Exercise: Would you repeat the lines from the one with "Transcribe this image's" through the final line, both included, and nothing else? No pictures belong in the copy.

[Available records start]

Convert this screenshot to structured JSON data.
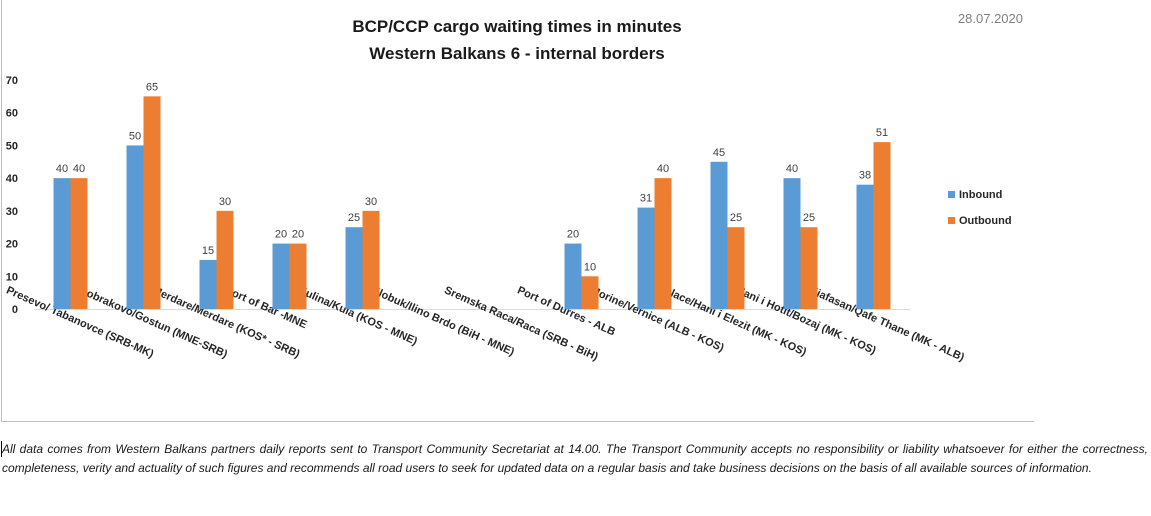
{
  "date": "28.07.2020",
  "chart_data": {
    "type": "bar",
    "title": "BCP/CCP cargo waiting times in minutes",
    "subtitle": "Western Balkans 6 - internal borders",
    "xlabel": "",
    "ylabel": "",
    "ylim": [
      0,
      70
    ],
    "yticks": [
      0,
      10,
      20,
      30,
      40,
      50,
      60,
      70
    ],
    "grid": false,
    "legend_position": "right",
    "categories": [
      "Presevo/ Tabanovce (SRB-MK)",
      "Dobrakovo/Gostun (MNE-SRB)",
      "Merdare/Merdare (KOS* - SRB)",
      "Port of Bar -MNE",
      "Kulina/Kula (KOS - MNE)",
      "Klobuk/Ilino Brdo (BiH - MNE)",
      "Sremska Raca/Raca (SRB - BiH)",
      "Port of Durres - ALB",
      "Morine/Vernice (ALB - KOS)",
      "Blace/Hani i Elezit (MK - KOS)",
      "Hani i Hotit/Bozaj (MK - KOS)",
      "Kjafasan/Qafe Thane (MK - ALB)"
    ],
    "series": [
      {
        "name": "Inbound",
        "color": "#5b9bd5",
        "values": [
          40,
          50,
          15,
          20,
          25,
          null,
          null,
          20,
          31,
          45,
          40,
          38
        ]
      },
      {
        "name": "Outbound",
        "color": "#ed7d31",
        "values": [
          40,
          65,
          30,
          20,
          30,
          null,
          null,
          10,
          40,
          25,
          25,
          51
        ]
      }
    ]
  },
  "disclaimer": "All data comes from Western Balkans partners daily reports sent to Transport Community Secretariat at 14.00. The Transport Community accepts no responsibility or liability whatsoever for either the correctness, completeness, verity and actuality of such figures and recommends all road users to seek for updated data on a regular basis and take business decisions on the basis of all available sources of information."
}
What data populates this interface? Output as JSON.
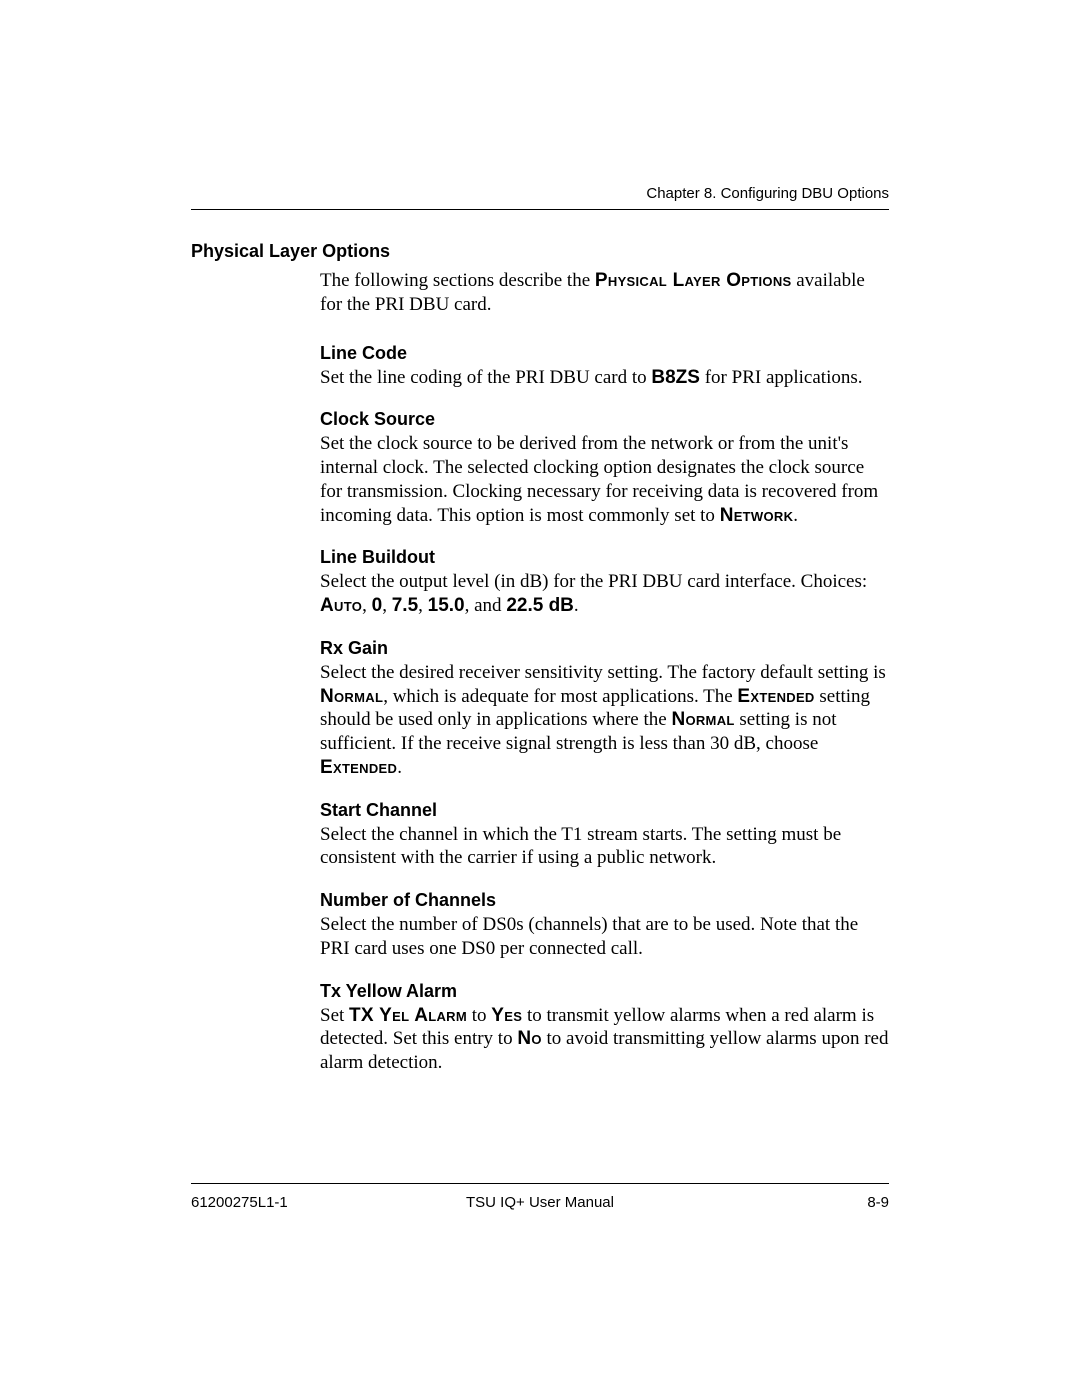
{
  "page": {
    "running_header": "Chapter 8. Configuring DBU Options",
    "footer_left": "61200275L1-1",
    "footer_center": "TSU IQ+ User Manual",
    "footer_right": "8-9"
  },
  "section_title": "Physical Layer Options",
  "intro": {
    "pre": "The following sections describe the ",
    "sc": "Physical Layer Options",
    "post": " available for the PRI DBU card."
  },
  "subs": {
    "line_code": {
      "heading": "Line Code",
      "pre": "Set the line coding of the PRI DBU card to ",
      "bold1": "B8ZS",
      "post": " for PRI applications."
    },
    "clock_source": {
      "heading": "Clock Source",
      "pre": "Set the clock source to be derived from the network or from the unit's internal clock. The selected clocking option designates the clock source for transmission. Clocking necessary for receiving data is recovered from incoming data. This option is most commonly set to ",
      "sc1": "Network",
      "post": "."
    },
    "line_buildout": {
      "heading": "Line Buildout",
      "pre": "Select the output level (in dB) for the PRI DBU card interface. Choices:  ",
      "sc1": "Auto",
      "sep1": ", ",
      "b1": "0",
      "sep2": ", ",
      "b2": "7.5",
      "sep3": ", ",
      "b3": "15.0",
      "sep4": ", and ",
      "b4": "22.5 dB",
      "post": "."
    },
    "rx_gain": {
      "heading": "Rx Gain",
      "pre": "Select the desired receiver sensitivity setting. The factory default setting is ",
      "sc1": "Normal",
      "mid1": ", which is adequate for most applications. The ",
      "sc2": "Extended",
      "mid2": " setting should be used only in applications where the ",
      "sc3": "Normal",
      "mid3": " setting is not sufficient. If the receive signal strength is less than 30 dB, choose ",
      "sc4": "Extended",
      "post": "."
    },
    "start_channel": {
      "heading": "Start Channel",
      "body": "Select the channel in which the T1 stream starts. The setting must be consistent with the carrier if using a public network."
    },
    "num_channels": {
      "heading": "Number of Channels",
      "body": "Select the number of DS0s (channels) that are to be used. Note that the  PRI card uses one DS0 per connected call."
    },
    "tx_yellow": {
      "heading": "Tx Yellow Alarm",
      "pre": "Set ",
      "sc1": "TX Yel Alarm",
      "mid1": " to ",
      "sc2": "Yes",
      "mid2": " to transmit yellow alarms when a red alarm is detected. Set this entry to ",
      "sc3": "No",
      "post": " to avoid transmitting yellow alarms upon red alarm detection."
    }
  }
}
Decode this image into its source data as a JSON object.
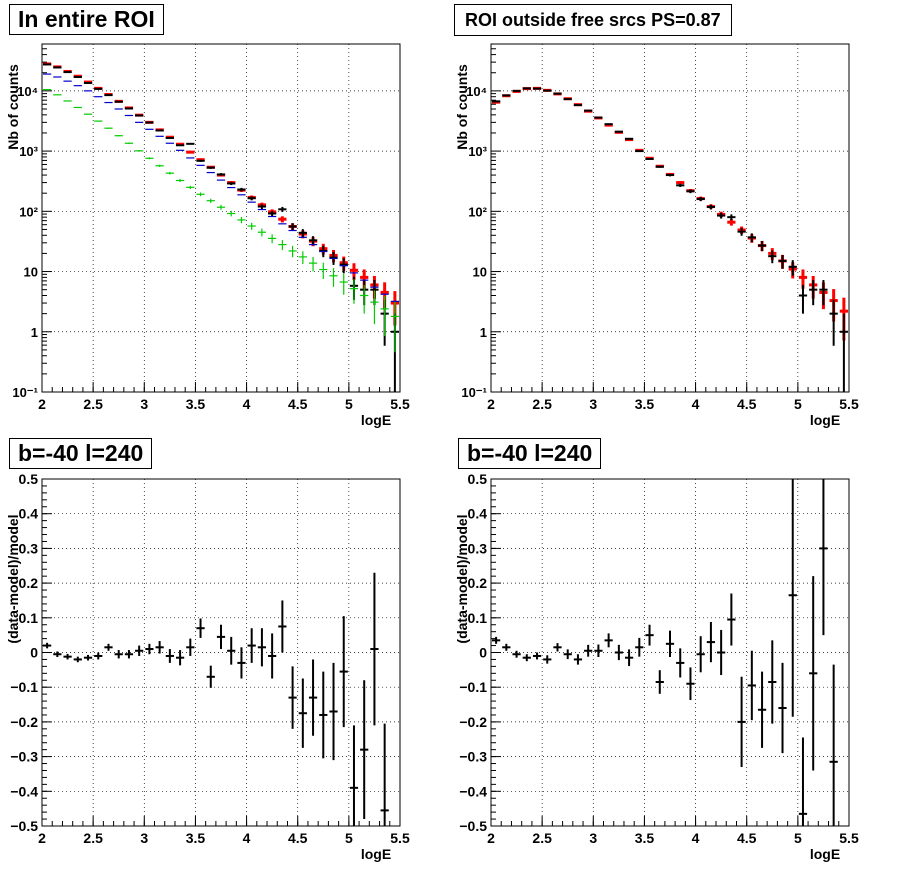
{
  "panels": {
    "top_left_title": "In entire ROI",
    "top_right_title": "ROI outside free srcs PS=0.87",
    "bottom_left_title": "b=-40 l=240",
    "bottom_right_title": "b=-40 l=240"
  },
  "colors": {
    "data": "#000000",
    "model_total": "#ff0000",
    "model_blue": "#0000cc",
    "model_green": "#00cc00",
    "grid": "#000000",
    "background": "#ffffff"
  },
  "chart_data": [
    {
      "type": "scatter",
      "title": "In entire ROI",
      "xlabel": "logE",
      "ylabel": "Nb of counts",
      "log_y": true,
      "grid": true,
      "xlim": [
        2,
        5.5
      ],
      "ylim": [
        0.1,
        60000
      ],
      "x_ticks": [
        2,
        2.5,
        3,
        3.5,
        4,
        4.5,
        5,
        5.5
      ],
      "y_ticks": [
        "10⁻¹",
        "1",
        "10",
        "10²",
        "10³",
        "10⁴"
      ],
      "bin_width": 0.1,
      "x": [
        2.05,
        2.15,
        2.25,
        2.35,
        2.45,
        2.55,
        2.65,
        2.75,
        2.85,
        2.95,
        3.05,
        3.15,
        3.25,
        3.35,
        3.45,
        3.55,
        3.65,
        3.75,
        3.85,
        3.95,
        4.05,
        4.15,
        4.25,
        4.35,
        4.45,
        4.55,
        4.65,
        4.75,
        4.85,
        4.95,
        5.05,
        5.15,
        5.25,
        5.35,
        5.45
      ],
      "series": [
        {
          "name": "",
          "style": "red_model",
          "values": [
            28000,
            25000,
            21000,
            17500,
            14000,
            11000,
            8700,
            6700,
            5200,
            3950,
            3000,
            2250,
            1700,
            1300,
            960,
            720,
            540,
            400,
            300,
            225,
            170,
            128,
            98,
            74,
            56,
            42,
            32,
            24,
            18.5,
            14,
            10.5,
            8,
            6,
            4.5,
            3
          ]
        },
        {
          "name": "",
          "style": "black_data",
          "values": [
            27500,
            24500,
            20500,
            17000,
            13500,
            10800,
            8500,
            6600,
            5100,
            3900,
            2980,
            2200,
            1650,
            1250,
            1320,
            690,
            530,
            410,
            290,
            230,
            165,
            120,
            92,
            108,
            56,
            44,
            33,
            22,
            17,
            13,
            5.8,
            5,
            5,
            2,
            1
          ]
        },
        {
          "name": "",
          "style": "blue_model",
          "values": [
            19000,
            17000,
            14500,
            12200,
            10000,
            8000,
            6400,
            5000,
            3900,
            3000,
            2300,
            1760,
            1350,
            1030,
            770,
            580,
            440,
            330,
            248,
            188,
            142,
            107,
            82,
            62,
            48,
            37,
            28,
            21.5,
            16.5,
            12.5,
            9.5,
            7.2,
            5.5,
            4.2,
            3.2
          ]
        },
        {
          "name": "",
          "style": "green_model",
          "values": [
            10500,
            8600,
            6800,
            5300,
            4100,
            3150,
            2400,
            1800,
            1350,
            1010,
            760,
            570,
            430,
            325,
            250,
            192,
            150,
            117,
            92,
            72,
            57,
            45,
            35.5,
            28,
            22,
            17.5,
            13.8,
            10.8,
            8.5,
            6.7,
            5.2,
            4,
            3.1,
            2.4,
            1.8
          ]
        }
      ]
    },
    {
      "type": "scatter",
      "title": "ROI outside free srcs PS=0.87",
      "xlabel": "logE",
      "ylabel": "Nb of counts",
      "log_y": true,
      "grid": true,
      "xlim": [
        2,
        5.5
      ],
      "ylim": [
        0.1,
        60000
      ],
      "x_ticks": [
        2,
        2.5,
        3,
        3.5,
        4,
        4.5,
        5,
        5.5
      ],
      "y_ticks": [
        "10⁻¹",
        "1",
        "10",
        "10²",
        "10³",
        "10⁴"
      ],
      "bin_width": 0.1,
      "x": [
        2.05,
        2.15,
        2.25,
        2.35,
        2.45,
        2.55,
        2.65,
        2.75,
        2.85,
        2.95,
        3.05,
        3.15,
        3.25,
        3.35,
        3.45,
        3.55,
        3.65,
        3.75,
        3.85,
        3.95,
        4.05,
        4.15,
        4.25,
        4.35,
        4.45,
        4.55,
        4.65,
        4.75,
        4.85,
        4.95,
        5.05,
        5.15,
        5.25,
        5.35,
        5.45
      ],
      "series": [
        {
          "name": "",
          "style": "red_model",
          "values": [
            6500,
            8300,
            9800,
            10900,
            11000,
            10200,
            8900,
            7400,
            5900,
            4600,
            3550,
            2700,
            2050,
            1550,
            1030,
            760,
            560,
            410,
            300,
            220,
            163,
            120,
            89,
            66,
            49,
            36,
            27,
            20,
            15,
            11,
            8,
            6,
            4.5,
            3.3,
            2.2
          ]
        },
        {
          "name": "",
          "style": "black_data",
          "values": [
            6700,
            8400,
            10000,
            11000,
            10900,
            10100,
            9000,
            7300,
            5800,
            4700,
            3600,
            2800,
            2100,
            1600,
            1000,
            740,
            550,
            400,
            270,
            215,
            160,
            118,
            85,
            80,
            46,
            37,
            27,
            18,
            15,
            12,
            4,
            5,
            5,
            2,
            1
          ]
        }
      ]
    },
    {
      "type": "scatter",
      "title": "b=-40 l=240",
      "xlabel": "logE",
      "ylabel": "(data-model)/model",
      "log_y": false,
      "grid": true,
      "xlim": [
        2,
        5.5
      ],
      "ylim": [
        -0.5,
        0.5
      ],
      "y_ticks": [
        -0.5,
        -0.4,
        -0.3,
        -0.2,
        -0.1,
        0,
        0.1,
        0.2,
        0.3,
        0.4,
        0.5
      ],
      "x_ticks": [
        2,
        2.5,
        3,
        3.5,
        4,
        4.5,
        5,
        5.5
      ],
      "bin_width": 0.1,
      "x": [
        2.05,
        2.15,
        2.25,
        2.35,
        2.45,
        2.55,
        2.65,
        2.75,
        2.85,
        2.95,
        3.05,
        3.15,
        3.25,
        3.35,
        3.45,
        3.55,
        3.65,
        3.75,
        3.85,
        3.95,
        4.05,
        4.15,
        4.25,
        4.35,
        4.45,
        4.55,
        4.65,
        4.75,
        4.85,
        4.95,
        5.05,
        5.15,
        5.25,
        5.35
      ],
      "values": [
        0.02,
        -0.005,
        -0.012,
        -0.02,
        -0.015,
        -0.01,
        0.015,
        -0.005,
        -0.005,
        0.005,
        0.01,
        0.015,
        -0.01,
        -0.015,
        0.015,
        0.07,
        -0.07,
        0.045,
        0.005,
        -0.03,
        0.02,
        0.015,
        -0.01,
        0.075,
        -0.13,
        -0.175,
        -0.13,
        -0.18,
        -0.17,
        -0.055,
        -0.39,
        -0.28,
        0.01,
        -0.455
      ],
      "errors": [
        0.008,
        0.008,
        0.008,
        0.008,
        0.008,
        0.01,
        0.01,
        0.012,
        0.012,
        0.015,
        0.015,
        0.018,
        0.02,
        0.022,
        0.025,
        0.028,
        0.032,
        0.035,
        0.04,
        0.045,
        0.05,
        0.055,
        0.065,
        0.075,
        0.09,
        0.1,
        0.11,
        0.125,
        0.14,
        0.16,
        0.18,
        0.2,
        0.22,
        0.25
      ]
    },
    {
      "type": "scatter",
      "title": "b=-40 l=240",
      "xlabel": "logE",
      "ylabel": "(data-model)/model",
      "log_y": false,
      "grid": true,
      "xlim": [
        2,
        5.5
      ],
      "ylim": [
        -0.5,
        0.5
      ],
      "y_ticks": [
        -0.5,
        -0.4,
        -0.3,
        -0.2,
        -0.1,
        0,
        0.1,
        0.2,
        0.3,
        0.4,
        0.5
      ],
      "x_ticks": [
        2,
        2.5,
        3,
        3.5,
        4,
        4.5,
        5,
        5.5
      ],
      "bin_width": 0.1,
      "x": [
        2.05,
        2.15,
        2.25,
        2.35,
        2.45,
        2.55,
        2.65,
        2.75,
        2.85,
        2.95,
        3.05,
        3.15,
        3.25,
        3.35,
        3.45,
        3.55,
        3.65,
        3.75,
        3.85,
        3.95,
        4.05,
        4.15,
        4.25,
        4.35,
        4.45,
        4.55,
        4.65,
        4.75,
        4.85,
        4.95,
        5.05,
        5.15,
        5.25,
        5.35
      ],
      "values": [
        0.035,
        0.015,
        -0.005,
        -0.015,
        -0.01,
        -0.02,
        0.015,
        -0.005,
        -0.02,
        0.005,
        0.005,
        0.035,
        0.0,
        -0.015,
        0.015,
        0.05,
        -0.085,
        0.025,
        -0.03,
        -0.09,
        -0.005,
        0.03,
        0.0,
        0.095,
        -0.2,
        -0.095,
        -0.165,
        -0.085,
        -0.16,
        0.165,
        -0.465,
        -0.06,
        0.3,
        -0.315
      ],
      "errors": [
        0.01,
        0.01,
        0.01,
        0.01,
        0.01,
        0.012,
        0.012,
        0.014,
        0.015,
        0.017,
        0.018,
        0.02,
        0.022,
        0.024,
        0.027,
        0.03,
        0.034,
        0.038,
        0.042,
        0.047,
        0.052,
        0.058,
        0.065,
        0.075,
        0.13,
        0.1,
        0.11,
        0.12,
        0.13,
        0.35,
        0.22,
        0.28,
        0.25,
        0.28
      ]
    }
  ]
}
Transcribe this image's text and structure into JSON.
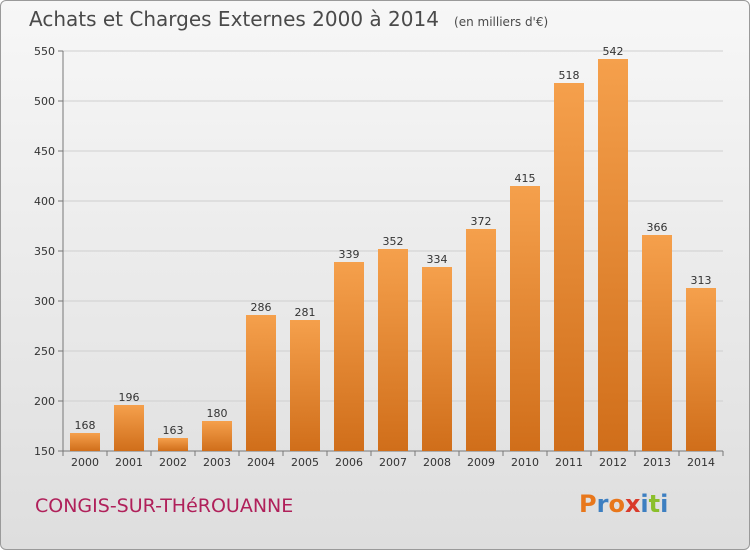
{
  "header": {
    "title": "Achats et Charges Externes 2000 à 2014",
    "subtitle": "(en milliers d'€)"
  },
  "footer": {
    "commune": "CONGIS-SUR-THéROUANNE",
    "brand": "Proxiti",
    "brand_colors": [
      "#e8771b",
      "#3d7fc1",
      "#e8771b",
      "#d93a2b",
      "#3d7fc1",
      "#8bbf2b",
      "#3d7fc1"
    ]
  },
  "chart_data": {
    "type": "bar",
    "title": "Achats et Charges Externes 2000 à 2014",
    "subtitle": "(en milliers d'€)",
    "categories": [
      "2000",
      "2001",
      "2002",
      "2003",
      "2004",
      "2005",
      "2006",
      "2007",
      "2008",
      "2009",
      "2010",
      "2011",
      "2012",
      "2013",
      "2014"
    ],
    "values": [
      168,
      196,
      163,
      180,
      286,
      281,
      339,
      352,
      334,
      372,
      415,
      518,
      542,
      366,
      313
    ],
    "ylim": [
      150,
      550
    ],
    "yticks": [
      150,
      200,
      250,
      300,
      350,
      400,
      450,
      500,
      550
    ],
    "grid": true,
    "bar_color": "#f0963c",
    "bar_color_dark": "#d9741d"
  }
}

[Available records end]

Task answer:
Transcribe this image's text and structure into JSON.
{
  "header": {
    "title": "Achats et Charges Externes 2000 à 2014",
    "subtitle": "(en milliers d'€)"
  },
  "footer": {
    "commune": "CONGIS-SUR-THéROUANNE",
    "brand": "Proxiti",
    "brand_colors": [
      "#e8771b",
      "#3d7fc1",
      "#e8771b",
      "#d93a2b",
      "#3d7fc1",
      "#8bbf2b",
      "#3d7fc1"
    ]
  },
  "chart_data": {
    "type": "bar",
    "title": "Achats et Charges Externes 2000 à 2014",
    "subtitle": "(en milliers d'€)",
    "categories": [
      "2000",
      "2001",
      "2002",
      "2003",
      "2004",
      "2005",
      "2006",
      "2007",
      "2008",
      "2009",
      "2010",
      "2011",
      "2012",
      "2013",
      "2014"
    ],
    "values": [
      168,
      196,
      163,
      180,
      286,
      281,
      339,
      352,
      334,
      372,
      415,
      518,
      542,
      366,
      313
    ],
    "ylim": [
      150,
      550
    ],
    "yticks": [
      150,
      200,
      250,
      300,
      350,
      400,
      450,
      500,
      550
    ],
    "grid": true,
    "bar_color": "#f0963c",
    "bar_color_dark": "#d9741d"
  }
}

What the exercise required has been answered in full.